**WHAT YOU ARE ASKED TO DO**
Gather all lines in the records below that include the word "underlying".

**SUPPLIED ENTRIES**
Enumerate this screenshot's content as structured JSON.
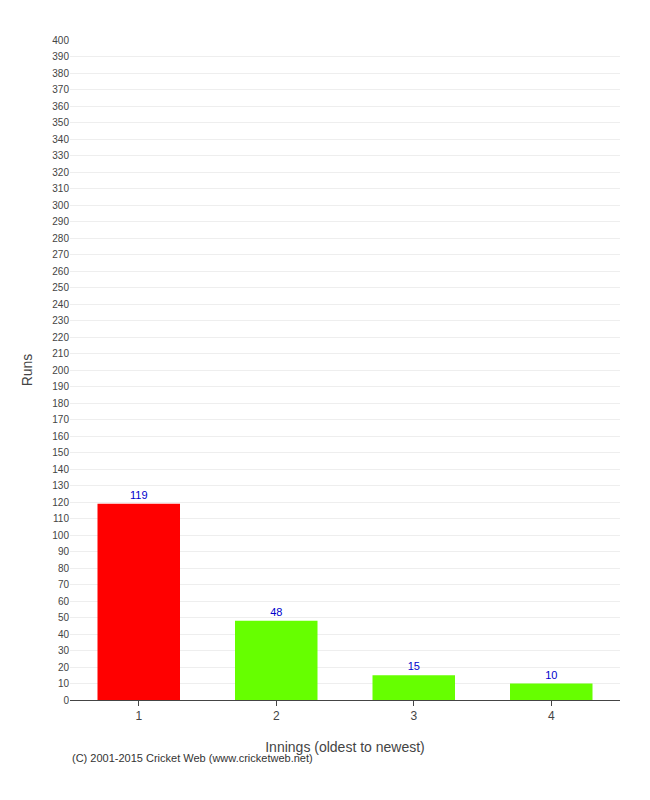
{
  "chart_data": {
    "type": "bar",
    "categories": [
      "1",
      "2",
      "3",
      "4"
    ],
    "values": [
      119,
      48,
      15,
      10
    ],
    "colors": [
      "#ff0000",
      "#66ff00",
      "#66ff00",
      "#66ff00"
    ],
    "xlabel": "Innings (oldest to newest)",
    "ylabel": "Runs",
    "ylim": [
      0,
      400
    ],
    "yticks": [
      0,
      10,
      20,
      30,
      40,
      50,
      60,
      70,
      80,
      90,
      100,
      110,
      120,
      130,
      140,
      150,
      160,
      170,
      180,
      190,
      200,
      210,
      220,
      230,
      240,
      250,
      260,
      270,
      280,
      290,
      300,
      310,
      320,
      330,
      340,
      350,
      360,
      370,
      380,
      390,
      400
    ],
    "grid": true,
    "data_labels": true,
    "annotations": [
      "(C) 2001-2015 Cricket Web (www.cricketweb.net)"
    ]
  }
}
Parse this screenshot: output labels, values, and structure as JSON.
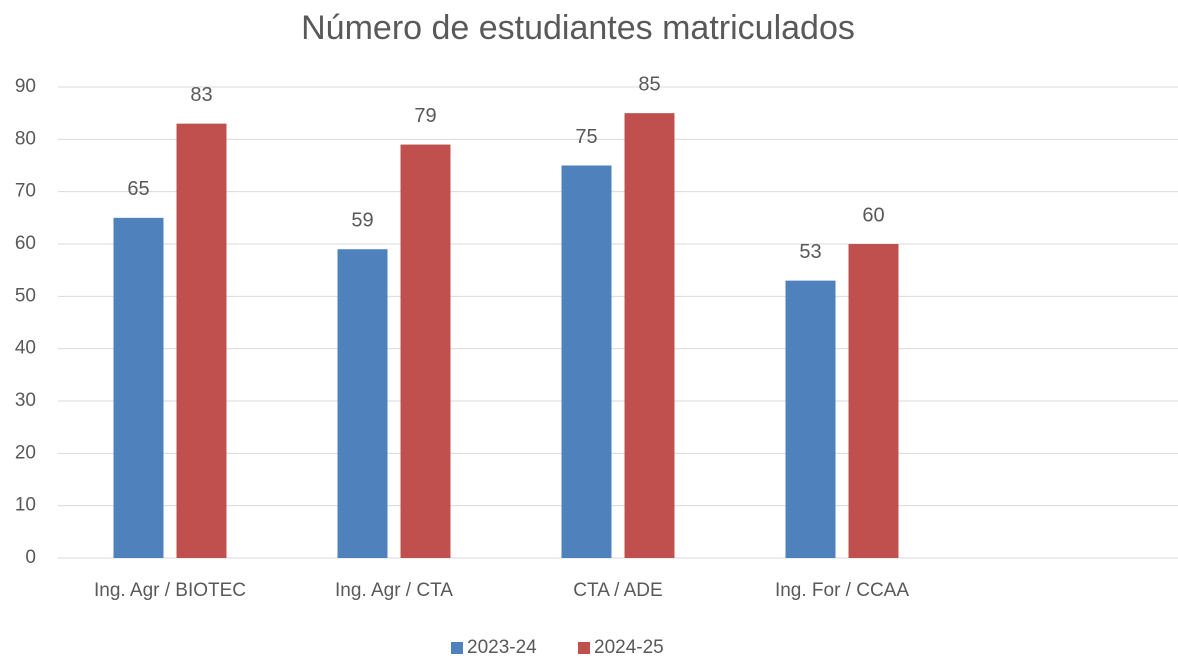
{
  "chart_data": {
    "type": "bar",
    "title": "Número de estudiantes matriculados",
    "categories": [
      "Ing. Agr / BIOTEC",
      "Ing. Agr / CTA",
      "CTA / ADE",
      "Ing. For / CCAA",
      null
    ],
    "series": [
      {
        "name": "2023-24",
        "color": "#4f81bd",
        "values": [
          65,
          59,
          75,
          53,
          null
        ]
      },
      {
        "name": "2024-25",
        "color": "#c0504d",
        "values": [
          83,
          79,
          85,
          60,
          null
        ]
      }
    ],
    "ylim": [
      0,
      90
    ],
    "yticks": [
      0,
      10,
      20,
      30,
      40,
      50,
      60,
      70,
      80,
      90
    ],
    "grid": true,
    "legend": "bottom"
  }
}
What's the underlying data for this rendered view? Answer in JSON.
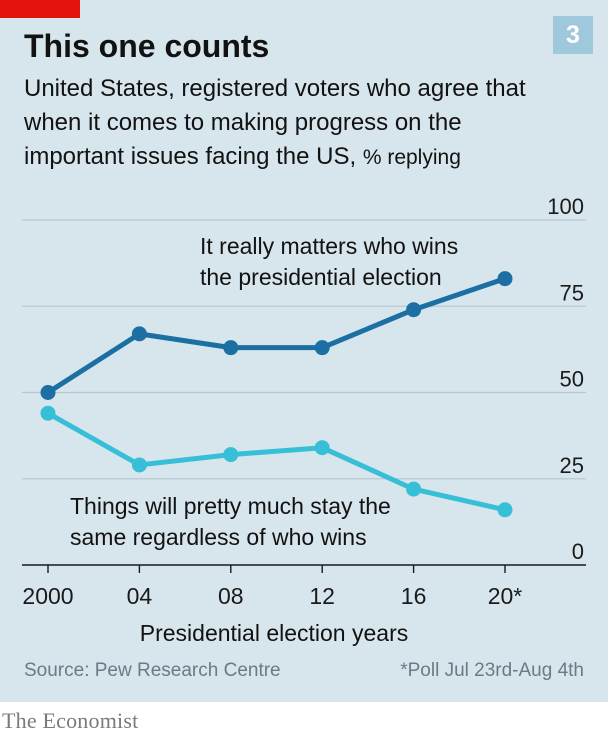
{
  "header": {
    "chart_number": "3",
    "title": "This one counts",
    "subtitle": "United States, registered voters who agree that when it comes to making progress on the important issues facing the US,",
    "unit": "% replying"
  },
  "footer": {
    "source": "Source: Pew Research Centre",
    "footnote": "*Poll Jul 23rd-Aug 4th",
    "brand": "The Economist"
  },
  "colors": {
    "panel_bg": "#d7e5ec",
    "series_dark": "#1c6fa3",
    "series_light": "#36bfd6",
    "grid": "#b9c8d0",
    "accent_red": "#e3120b"
  },
  "chart_data": {
    "type": "line",
    "x": [
      "2000",
      "04",
      "08",
      "12",
      "16",
      "20*"
    ],
    "xlabel": "Presidential election years",
    "ylabel": "",
    "ylim": [
      0,
      100
    ],
    "yticks": [
      0,
      25,
      50,
      75,
      100
    ],
    "grid": true,
    "series": [
      {
        "name": "It really matters who wins the presidential election",
        "label_lines": [
          "It really matters who wins",
          "the presidential election"
        ],
        "values": [
          50,
          67,
          63,
          63,
          74,
          83
        ]
      },
      {
        "name": "Things will pretty much stay the same regardless of who wins",
        "label_lines": [
          "Things will pretty much stay the",
          "same regardless of who wins"
        ],
        "values": [
          44,
          29,
          32,
          34,
          22,
          16
        ]
      }
    ]
  }
}
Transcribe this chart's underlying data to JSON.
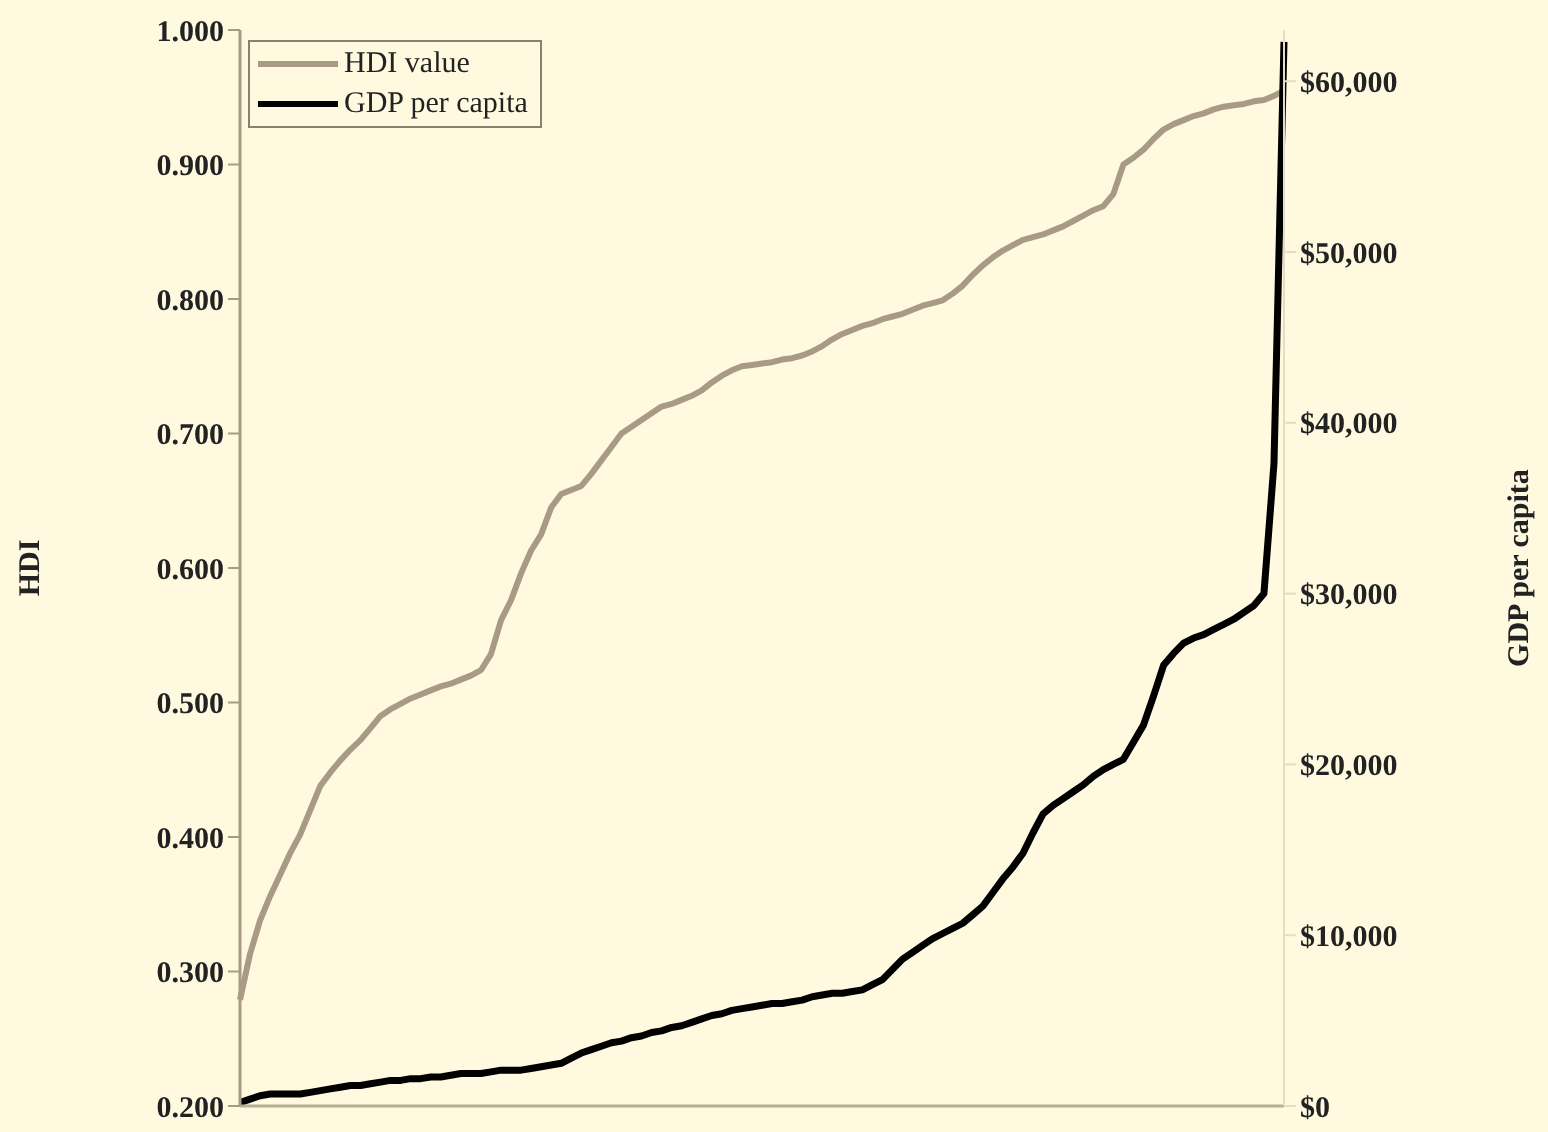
{
  "chart_data": {
    "type": "line",
    "ylabel": "HDI",
    "y2label": "GDP per capita",
    "categories": [
      null,
      null,
      null,
      null,
      null,
      null,
      null,
      null,
      null,
      null,
      null,
      null,
      null,
      null,
      null,
      null,
      null,
      null,
      null,
      null,
      null,
      null,
      null,
      null,
      null,
      null,
      null,
      null,
      null,
      null,
      null,
      null,
      null,
      null,
      null,
      null,
      null,
      null,
      null,
      null,
      null,
      null,
      null,
      null,
      null,
      null,
      null,
      null,
      null,
      null,
      null,
      null,
      null,
      null,
      null,
      null,
      null,
      null,
      null,
      null,
      null,
      null,
      null,
      null,
      null,
      null,
      null,
      null,
      null,
      null,
      null,
      null,
      null,
      null,
      null,
      null,
      null,
      null,
      null,
      null,
      null,
      null,
      null,
      null,
      null,
      null,
      null,
      null,
      null,
      null,
      null,
      null,
      null,
      null,
      null,
      null,
      null,
      null,
      null,
      null,
      null,
      null,
      null,
      null,
      null
    ],
    "series": [
      {
        "name": "HDI value",
        "color": "#a89a85",
        "values": [
          0.279,
          0.313,
          0.338,
          0.356,
          0.372,
          0.388,
          0.402,
          0.42,
          0.438,
          0.448,
          0.457,
          0.465,
          0.472,
          0.481,
          0.49,
          0.495,
          0.499,
          0.503,
          0.506,
          0.509,
          0.512,
          0.514,
          0.517,
          0.52,
          0.524,
          0.536,
          0.561,
          0.576,
          0.596,
          0.613,
          0.625,
          0.645,
          0.655,
          0.658,
          0.661,
          0.67,
          0.68,
          0.69,
          0.7,
          0.705,
          0.71,
          0.715,
          0.72,
          0.722,
          0.725,
          0.728,
          0.732,
          0.738,
          0.743,
          0.747,
          0.75,
          0.751,
          0.752,
          0.753,
          0.755,
          0.756,
          0.758,
          0.761,
          0.765,
          0.77,
          0.774,
          0.777,
          0.78,
          0.782,
          0.785,
          0.787,
          0.789,
          0.792,
          0.795,
          0.797,
          0.799,
          0.804,
          0.81,
          0.818,
          0.825,
          0.831,
          0.836,
          0.84,
          0.844,
          0.846,
          0.848,
          0.851,
          0.854,
          0.858,
          0.862,
          0.866,
          0.869,
          0.878,
          0.9,
          0.905,
          0.911,
          0.919,
          0.926,
          0.93,
          0.933,
          0.936,
          0.938,
          0.941,
          0.943,
          0.944,
          0.945,
          0.947,
          0.948,
          0.951,
          0.955
        ]
      },
      {
        "name": "GDP per capita",
        "color": "#000000",
        "axis": "y2",
        "values": [
          200,
          400,
          600,
          700,
          700,
          700,
          700,
          800,
          900,
          1000,
          1100,
          1200,
          1200,
          1300,
          1400,
          1500,
          1500,
          1600,
          1600,
          1700,
          1700,
          1800,
          1900,
          1900,
          1900,
          2000,
          2100,
          2100,
          2100,
          2200,
          2300,
          2400,
          2500,
          2800,
          3100,
          3300,
          3500,
          3700,
          3800,
          4000,
          4100,
          4300,
          4400,
          4600,
          4700,
          4900,
          5100,
          5300,
          5400,
          5600,
          5700,
          5800,
          5900,
          6000,
          6000,
          6100,
          6200,
          6400,
          6500,
          6600,
          6600,
          6700,
          6800,
          7100,
          7400,
          8000,
          8600,
          9000,
          9400,
          9800,
          10100,
          10400,
          10700,
          11200,
          11700,
          12500,
          13300,
          14000,
          14800,
          16000,
          17100,
          17600,
          18000,
          18400,
          18800,
          19300,
          19700,
          20000,
          20300,
          21300,
          22300,
          24000,
          25800,
          26500,
          27100,
          27400,
          27600,
          27900,
          28200,
          28500,
          28900,
          29300,
          30000,
          37600,
          62300
        ]
      }
    ],
    "ylim": [
      0.2,
      1.0
    ],
    "yticks": [
      {
        "value": 0.2,
        "label": "0.200"
      },
      {
        "value": 0.3,
        "label": "0.300"
      },
      {
        "value": 0.4,
        "label": "0.400"
      },
      {
        "value": 0.5,
        "label": "0.500"
      },
      {
        "value": 0.6,
        "label": "0.600"
      },
      {
        "value": 0.7,
        "label": "0.700"
      },
      {
        "value": 0.8,
        "label": "0.800"
      },
      {
        "value": 0.9,
        "label": "0.900"
      },
      {
        "value": 1.0,
        "label": "1.000"
      }
    ],
    "y2lim": [
      0,
      63000
    ],
    "y2ticks": [
      {
        "value": 0,
        "label": "$0"
      },
      {
        "value": 10000,
        "label": "$10,000"
      },
      {
        "value": 20000,
        "label": "$20,000"
      },
      {
        "value": 30000,
        "label": "$30,000"
      },
      {
        "value": 40000,
        "label": "$40,000"
      },
      {
        "value": 50000,
        "label": "$50,000"
      },
      {
        "value": 60000,
        "label": "$60,000"
      }
    ],
    "legend": "top left",
    "grid": false,
    "marker": "none",
    "line_style": "solid"
  }
}
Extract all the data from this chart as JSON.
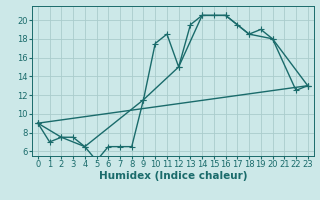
{
  "xlabel": "Humidex (Indice chaleur)",
  "ylabel": "",
  "background_color": "#cce8e8",
  "grid_color": "#aacccc",
  "line_color": "#1a6b6b",
  "xlim": [
    -0.5,
    23.5
  ],
  "ylim": [
    5.5,
    21.5
  ],
  "yticks": [
    6,
    8,
    10,
    12,
    14,
    16,
    18,
    20
  ],
  "xticks": [
    0,
    1,
    2,
    3,
    4,
    5,
    6,
    7,
    8,
    9,
    10,
    11,
    12,
    13,
    14,
    15,
    16,
    17,
    18,
    19,
    20,
    21,
    22,
    23
  ],
  "line1_x": [
    0,
    1,
    2,
    3,
    4,
    5,
    6,
    7,
    8,
    9,
    10,
    11,
    12,
    13,
    14,
    15,
    16,
    17,
    18,
    19,
    20,
    22,
    23
  ],
  "line1_y": [
    9.0,
    7.0,
    7.5,
    7.5,
    6.5,
    5.0,
    6.5,
    6.5,
    6.5,
    11.5,
    17.5,
    18.5,
    15.0,
    19.5,
    20.5,
    20.5,
    20.5,
    19.5,
    18.5,
    19.0,
    18.0,
    12.5,
    13.0
  ],
  "line2_x": [
    0,
    2,
    4,
    9,
    12,
    14,
    16,
    18,
    20,
    23
  ],
  "line2_y": [
    9.0,
    7.5,
    6.5,
    11.5,
    15.0,
    20.5,
    20.5,
    18.5,
    18.0,
    13.0
  ],
  "line3_x": [
    0,
    23
  ],
  "line3_y": [
    9.0,
    13.0
  ],
  "markersize": 2.5,
  "linewidth": 1.0,
  "xlabel_fontsize": 7.5,
  "tick_fontsize": 6.0
}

**THE SOLUTION**
What's the underlying data for this rendered view? Answer in JSON.
Transcribe this chart's underlying data to JSON.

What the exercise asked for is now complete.